Dataset listings of figures
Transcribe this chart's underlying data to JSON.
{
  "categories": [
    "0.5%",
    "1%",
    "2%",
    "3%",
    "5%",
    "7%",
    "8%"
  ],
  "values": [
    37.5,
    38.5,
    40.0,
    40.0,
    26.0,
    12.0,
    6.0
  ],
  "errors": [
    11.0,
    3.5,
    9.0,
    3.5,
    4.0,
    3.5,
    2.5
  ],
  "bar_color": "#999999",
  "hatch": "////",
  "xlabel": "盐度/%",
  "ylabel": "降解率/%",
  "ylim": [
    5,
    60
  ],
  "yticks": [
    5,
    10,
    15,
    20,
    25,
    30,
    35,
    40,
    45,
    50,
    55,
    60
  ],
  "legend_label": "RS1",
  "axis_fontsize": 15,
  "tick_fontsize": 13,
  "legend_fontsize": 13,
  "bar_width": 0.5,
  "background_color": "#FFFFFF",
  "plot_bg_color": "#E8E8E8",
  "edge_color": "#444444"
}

Given task | Copy out each record exactly as given, omitting none.

Solution |
Transcribe this chart's underlying data to JSON.
{
  "categories": [
    "0.5%",
    "1%",
    "2%",
    "3%",
    "5%",
    "7%",
    "8%"
  ],
  "values": [
    37.5,
    38.5,
    40.0,
    40.0,
    26.0,
    12.0,
    6.0
  ],
  "errors": [
    11.0,
    3.5,
    9.0,
    3.5,
    4.0,
    3.5,
    2.5
  ],
  "bar_color": "#999999",
  "hatch": "////",
  "xlabel": "盐度/%",
  "ylabel": "降解率/%",
  "ylim": [
    5,
    60
  ],
  "yticks": [
    5,
    10,
    15,
    20,
    25,
    30,
    35,
    40,
    45,
    50,
    55,
    60
  ],
  "legend_label": "RS1",
  "axis_fontsize": 15,
  "tick_fontsize": 13,
  "legend_fontsize": 13,
  "bar_width": 0.5,
  "background_color": "#FFFFFF",
  "plot_bg_color": "#E8E8E8",
  "edge_color": "#444444"
}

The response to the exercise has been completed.